### Task instructions
Look through the data below and report how many lines include "Countries". Only the number should be given.

### Supplied information
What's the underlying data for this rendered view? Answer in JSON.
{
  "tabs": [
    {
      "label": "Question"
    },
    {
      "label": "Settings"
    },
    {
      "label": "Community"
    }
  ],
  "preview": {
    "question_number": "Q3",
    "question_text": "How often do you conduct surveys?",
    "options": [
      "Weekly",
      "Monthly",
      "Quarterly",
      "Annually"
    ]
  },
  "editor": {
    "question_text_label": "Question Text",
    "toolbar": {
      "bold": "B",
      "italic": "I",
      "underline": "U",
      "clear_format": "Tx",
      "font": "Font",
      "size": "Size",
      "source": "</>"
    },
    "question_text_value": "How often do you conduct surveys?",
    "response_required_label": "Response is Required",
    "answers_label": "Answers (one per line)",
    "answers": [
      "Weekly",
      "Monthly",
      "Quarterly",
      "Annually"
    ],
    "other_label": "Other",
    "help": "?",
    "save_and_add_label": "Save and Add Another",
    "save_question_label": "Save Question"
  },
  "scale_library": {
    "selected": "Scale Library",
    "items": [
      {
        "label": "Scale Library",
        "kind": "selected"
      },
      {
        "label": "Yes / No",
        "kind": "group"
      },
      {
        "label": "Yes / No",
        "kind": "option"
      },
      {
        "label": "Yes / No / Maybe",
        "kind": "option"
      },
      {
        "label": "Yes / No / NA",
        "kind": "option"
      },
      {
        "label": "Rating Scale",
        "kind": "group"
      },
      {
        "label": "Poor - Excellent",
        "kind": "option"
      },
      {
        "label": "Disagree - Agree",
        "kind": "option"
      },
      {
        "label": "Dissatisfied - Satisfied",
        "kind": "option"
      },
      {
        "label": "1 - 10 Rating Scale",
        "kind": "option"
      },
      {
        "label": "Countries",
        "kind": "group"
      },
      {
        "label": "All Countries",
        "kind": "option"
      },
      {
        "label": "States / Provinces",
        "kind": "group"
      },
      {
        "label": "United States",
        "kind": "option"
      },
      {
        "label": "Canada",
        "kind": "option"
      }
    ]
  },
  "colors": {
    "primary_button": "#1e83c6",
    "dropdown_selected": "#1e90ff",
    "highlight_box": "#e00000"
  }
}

### Result below
2